— START —

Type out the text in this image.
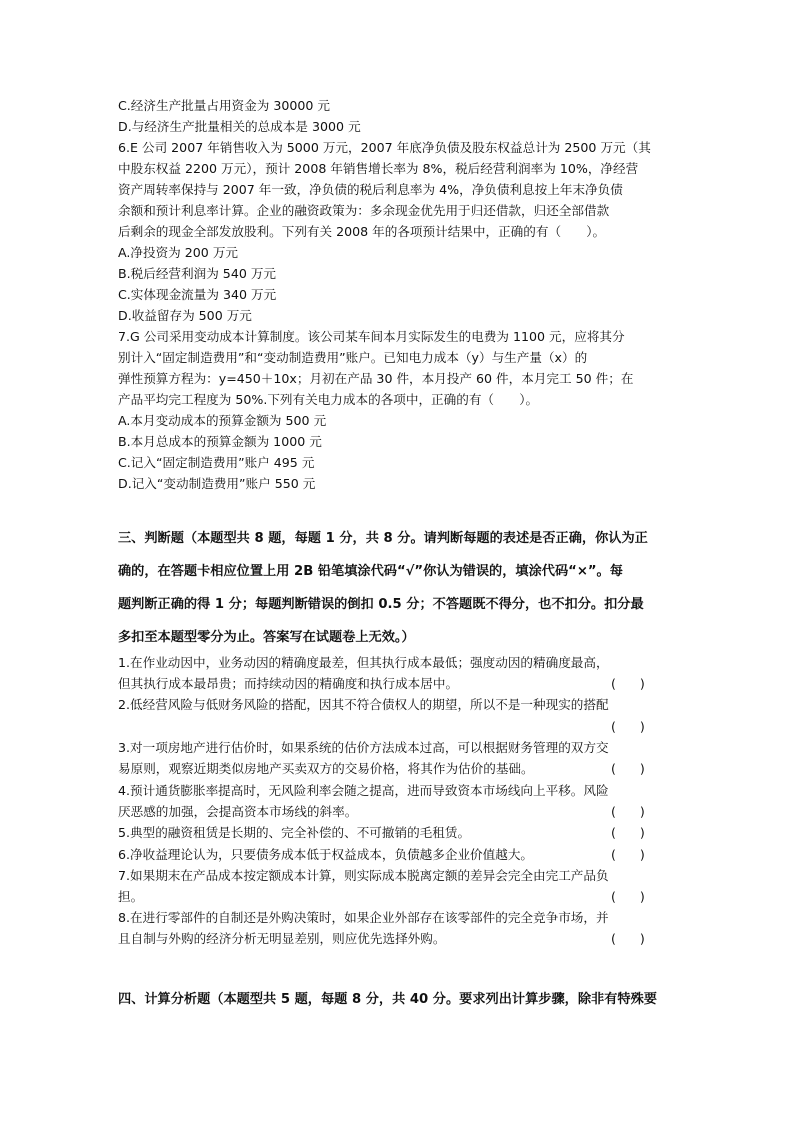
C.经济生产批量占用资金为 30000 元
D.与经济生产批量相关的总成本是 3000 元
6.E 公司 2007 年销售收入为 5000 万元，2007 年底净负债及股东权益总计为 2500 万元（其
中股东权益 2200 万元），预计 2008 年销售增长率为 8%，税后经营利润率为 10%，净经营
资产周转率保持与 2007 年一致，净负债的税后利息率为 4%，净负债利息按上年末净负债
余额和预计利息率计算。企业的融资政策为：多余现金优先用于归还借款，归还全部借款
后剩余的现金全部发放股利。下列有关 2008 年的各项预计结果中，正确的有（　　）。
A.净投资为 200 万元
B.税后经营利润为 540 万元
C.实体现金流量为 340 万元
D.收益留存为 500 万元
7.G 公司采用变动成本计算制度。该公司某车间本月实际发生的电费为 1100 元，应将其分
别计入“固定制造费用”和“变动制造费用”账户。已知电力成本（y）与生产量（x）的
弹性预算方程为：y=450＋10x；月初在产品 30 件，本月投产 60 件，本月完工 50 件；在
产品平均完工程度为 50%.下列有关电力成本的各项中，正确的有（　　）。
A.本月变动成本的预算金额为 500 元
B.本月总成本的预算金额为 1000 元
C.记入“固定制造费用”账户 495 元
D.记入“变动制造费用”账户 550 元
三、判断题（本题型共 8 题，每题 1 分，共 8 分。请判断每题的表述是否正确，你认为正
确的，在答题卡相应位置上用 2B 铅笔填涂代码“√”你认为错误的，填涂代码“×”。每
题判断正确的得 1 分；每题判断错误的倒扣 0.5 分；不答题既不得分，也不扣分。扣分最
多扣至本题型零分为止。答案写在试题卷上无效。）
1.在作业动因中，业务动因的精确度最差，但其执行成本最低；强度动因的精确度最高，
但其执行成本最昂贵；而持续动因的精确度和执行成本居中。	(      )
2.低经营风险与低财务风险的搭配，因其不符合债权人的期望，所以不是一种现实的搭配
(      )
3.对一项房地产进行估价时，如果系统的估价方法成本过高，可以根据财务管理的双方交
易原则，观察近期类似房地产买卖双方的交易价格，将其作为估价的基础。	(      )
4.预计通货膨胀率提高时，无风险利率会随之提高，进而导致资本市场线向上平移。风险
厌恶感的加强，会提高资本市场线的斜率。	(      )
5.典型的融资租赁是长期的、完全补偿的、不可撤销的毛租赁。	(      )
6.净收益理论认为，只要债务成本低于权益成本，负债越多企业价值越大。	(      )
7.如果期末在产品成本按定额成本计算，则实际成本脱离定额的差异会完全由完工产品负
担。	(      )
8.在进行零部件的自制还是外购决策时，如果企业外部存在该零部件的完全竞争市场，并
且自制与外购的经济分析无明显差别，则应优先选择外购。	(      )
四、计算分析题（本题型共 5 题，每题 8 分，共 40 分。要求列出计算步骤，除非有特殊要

— END —
— START —

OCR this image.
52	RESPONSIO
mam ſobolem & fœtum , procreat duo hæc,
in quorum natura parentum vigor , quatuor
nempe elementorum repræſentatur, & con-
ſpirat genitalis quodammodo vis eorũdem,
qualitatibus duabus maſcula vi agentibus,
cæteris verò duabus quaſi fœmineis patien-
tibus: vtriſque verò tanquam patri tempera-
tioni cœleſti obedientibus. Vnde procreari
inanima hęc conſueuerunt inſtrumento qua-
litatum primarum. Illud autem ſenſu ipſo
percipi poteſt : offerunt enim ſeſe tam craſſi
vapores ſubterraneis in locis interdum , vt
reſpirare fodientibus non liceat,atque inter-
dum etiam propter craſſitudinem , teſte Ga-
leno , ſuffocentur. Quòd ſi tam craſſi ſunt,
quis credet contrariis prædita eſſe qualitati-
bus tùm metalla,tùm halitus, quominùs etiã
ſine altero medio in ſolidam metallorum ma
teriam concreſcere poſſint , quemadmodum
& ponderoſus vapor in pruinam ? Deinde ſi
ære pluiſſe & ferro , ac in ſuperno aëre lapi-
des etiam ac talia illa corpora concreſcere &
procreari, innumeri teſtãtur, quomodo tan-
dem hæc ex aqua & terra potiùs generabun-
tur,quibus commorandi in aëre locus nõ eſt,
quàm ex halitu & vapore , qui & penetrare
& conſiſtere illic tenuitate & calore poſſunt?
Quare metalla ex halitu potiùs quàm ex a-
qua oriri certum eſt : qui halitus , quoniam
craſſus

— END —

Directions for this task:
Identify which lines contain the word "concreſcere" and copy each one.

Exercise result:
teriam concreſcere poſſint , quemadmodum
des etiam ac talia illa corpora concreſcere &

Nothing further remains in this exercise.